WRITTEN TASK: Repeat every line of the data exactly, but not the pictures.

────

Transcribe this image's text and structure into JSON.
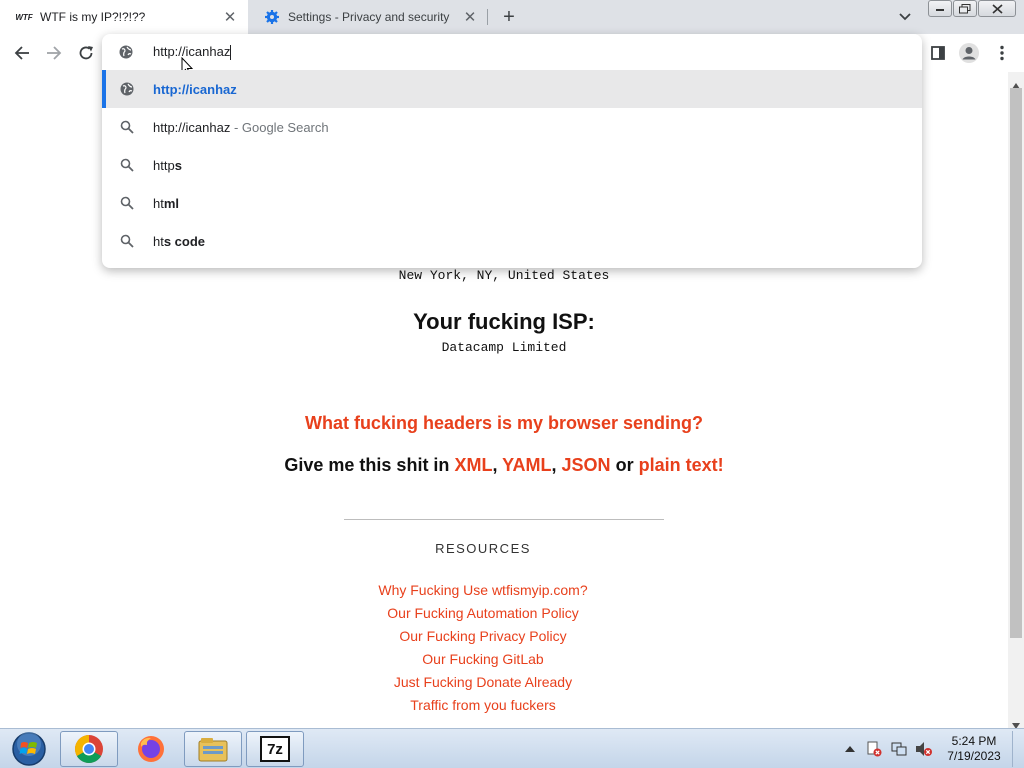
{
  "tabs": [
    {
      "favicon_text": "WTF",
      "title": "WTF is my IP?!?!??"
    },
    {
      "title": "Settings - Privacy and security"
    }
  ],
  "omnibox": {
    "typed_value": "http://icanhaz",
    "suggestions": [
      {
        "icon": "globe-icon",
        "bold": "http://icanhaz",
        "rest": "",
        "suffix": ""
      },
      {
        "icon": "search-icon",
        "plain": "http://icanhaz",
        "bold": "",
        "suffix": " - Google Search"
      },
      {
        "icon": "search-icon",
        "plain": "http",
        "bold": "s",
        "suffix": ""
      },
      {
        "icon": "search-icon",
        "plain": "ht",
        "bold": "ml",
        "suffix": ""
      },
      {
        "icon": "search-icon",
        "plain": "ht",
        "bold": "s code",
        "suffix": ""
      }
    ]
  },
  "page": {
    "location": "New York, NY, United States",
    "isp_heading": "Your fucking ISP:",
    "isp_value": "Datacamp Limited",
    "headers_link": "What fucking headers is my browser sending?",
    "format_prefix": "Give me this shit in",
    "formats": [
      "XML",
      "YAML",
      "JSON"
    ],
    "format_or": "or",
    "format_plain": "plain text!",
    "resources_heading": "RESOURCES",
    "resource_links": [
      "Why Fucking Use wtfismyip.com?",
      "Our Fucking Automation Policy",
      "Our Fucking Privacy Policy",
      "Our Fucking GitLab",
      "Just Fucking Donate Already",
      "Traffic from you fuckers"
    ]
  },
  "taskbar": {
    "clock_time": "5:24 PM",
    "clock_date": "7/19/2023",
    "apps": [
      "chrome-icon",
      "firefox-icon",
      "file-explorer-icon",
      "7zip-icon"
    ],
    "zip_label": "7z"
  },
  "colors": {
    "accent_red": "#e8401c",
    "selection_blue": "#1a73e8"
  }
}
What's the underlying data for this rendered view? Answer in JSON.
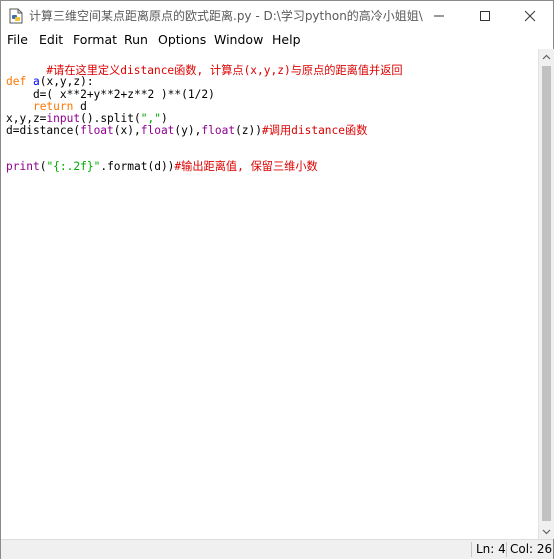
{
  "window": {
    "title": "计算三维空间某点距离原点的欧式距离.py - D:\\学习python的高冷小姐姐\\计..."
  },
  "menu": [
    "File",
    "Edit",
    "Format",
    "Run",
    "Options",
    "Window",
    "Help"
  ],
  "code": {
    "line1": {
      "comment": "#请在这里定义distance函数, 计算点(x,y,z)与原点的距离值并返回"
    },
    "line3": {
      "kw": "def",
      "name": "a",
      "rest": "(x,y,z):"
    },
    "line4": {
      "text": "    d=( x**2+y**2+z**2 )**(1/2)"
    },
    "line5": {
      "indent": "    ",
      "kw": "return",
      "rest": " d"
    },
    "line6": {
      "pre": "x,y,z=",
      "builtin": "input",
      "mid": "().split(",
      "str": "\",\"",
      "post": ")"
    },
    "line7": {
      "pre": "d=distance(",
      "b1": "float",
      "a1": "(x),",
      "b2": "float",
      "a2": "(y),",
      "b3": "float",
      "a3": "(z))",
      "comment": "#调用distance函数"
    },
    "line9": {
      "builtin": "print",
      "open": "(",
      "str": "\"{:.2f}\"",
      "mid": ".format(d))",
      "comment": "#输出距离值, 保留三维小数"
    }
  },
  "status": {
    "ln": "Ln: 4",
    "col": "Col: 26"
  },
  "colors": {
    "keyword": "#ff7700",
    "builtin": "#900090",
    "definition": "#0000ff",
    "string": "#00aa00",
    "comment": "#dd0000"
  }
}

────

EXPECTED ANSWER:
Transcribe this image's text and structure into JSON.
{
  "tabs": [
    {
      "favicon_text": "WTF",
      "title": "WTF is my IP?!?!??"
    },
    {
      "title": "Settings - Privacy and security"
    }
  ],
  "omnibox": {
    "typed_value": "http://icanhaz",
    "suggestions": [
      {
        "icon": "globe-icon",
        "bold": "http://icanhaz",
        "rest": "",
        "suffix": ""
      },
      {
        "icon": "search-icon",
        "plain": "http://icanhaz",
        "bold": "",
        "suffix": " - Google Search"
      },
      {
        "icon": "search-icon",
        "plain": "http",
        "bold": "s",
        "suffix": ""
      },
      {
        "icon": "search-icon",
        "plain": "ht",
        "bold": "ml",
        "suffix": ""
      },
      {
        "icon": "search-icon",
        "plain": "ht",
        "bold": "s code",
        "suffix": ""
      }
    ]
  },
  "page": {
    "location": "New York, NY, United States",
    "isp_heading": "Your fucking ISP:",
    "isp_value": "Datacamp Limited",
    "headers_link": "What fucking headers is my browser sending?",
    "format_prefix": "Give me this shit in",
    "formats": [
      "XML",
      "YAML",
      "JSON"
    ],
    "format_or": "or",
    "format_plain": "plain text!",
    "resources_heading": "RESOURCES",
    "resource_links": [
      "Why Fucking Use wtfismyip.com?",
      "Our Fucking Automation Policy",
      "Our Fucking Privacy Policy",
      "Our Fucking GitLab",
      "Just Fucking Donate Already",
      "Traffic from you fuckers"
    ]
  },
  "taskbar": {
    "clock_time": "5:24 PM",
    "clock_date": "7/19/2023",
    "apps": [
      "chrome-icon",
      "firefox-icon",
      "file-explorer-icon",
      "7zip-icon"
    ],
    "zip_label": "7z"
  },
  "colors": {
    "accent_red": "#e8401c",
    "selection_blue": "#1a73e8"
  }
}
What's the underlying data for this rendered view? Answer in JSON.
{
  "window": {
    "title": "计算三维空间某点距离原点的欧式距离.py - D:\\学习python的高冷小姐姐\\计..."
  },
  "menu": [
    "File",
    "Edit",
    "Format",
    "Run",
    "Options",
    "Window",
    "Help"
  ],
  "code": {
    "line1": {
      "comment": "#请在这里定义distance函数, 计算点(x,y,z)与原点的距离值并返回"
    },
    "line3": {
      "kw": "def",
      "name": "a",
      "rest": "(x,y,z):"
    },
    "line4": {
      "text": "    d=( x**2+y**2+z**2 )**(1/2)"
    },
    "line5": {
      "indent": "    ",
      "kw": "return",
      "rest": " d"
    },
    "line6": {
      "pre": "x,y,z=",
      "builtin": "input",
      "mid": "().split(",
      "str": "\",\"",
      "post": ")"
    },
    "line7": {
      "pre": "d=distance(",
      "b1": "float",
      "a1": "(x),",
      "b2": "float",
      "a2": "(y),",
      "b3": "float",
      "a3": "(z))",
      "comment": "#调用distance函数"
    },
    "line9": {
      "builtin": "print",
      "open": "(",
      "str": "\"{:.2f}\"",
      "mid": ".format(d))",
      "comment": "#输出距离值, 保留三维小数"
    }
  },
  "status": {
    "ln": "Ln: 4",
    "col": "Col: 26"
  },
  "colors": {
    "keyword": "#ff7700",
    "builtin": "#900090",
    "definition": "#0000ff",
    "string": "#00aa00",
    "comment": "#dd0000"
  }
}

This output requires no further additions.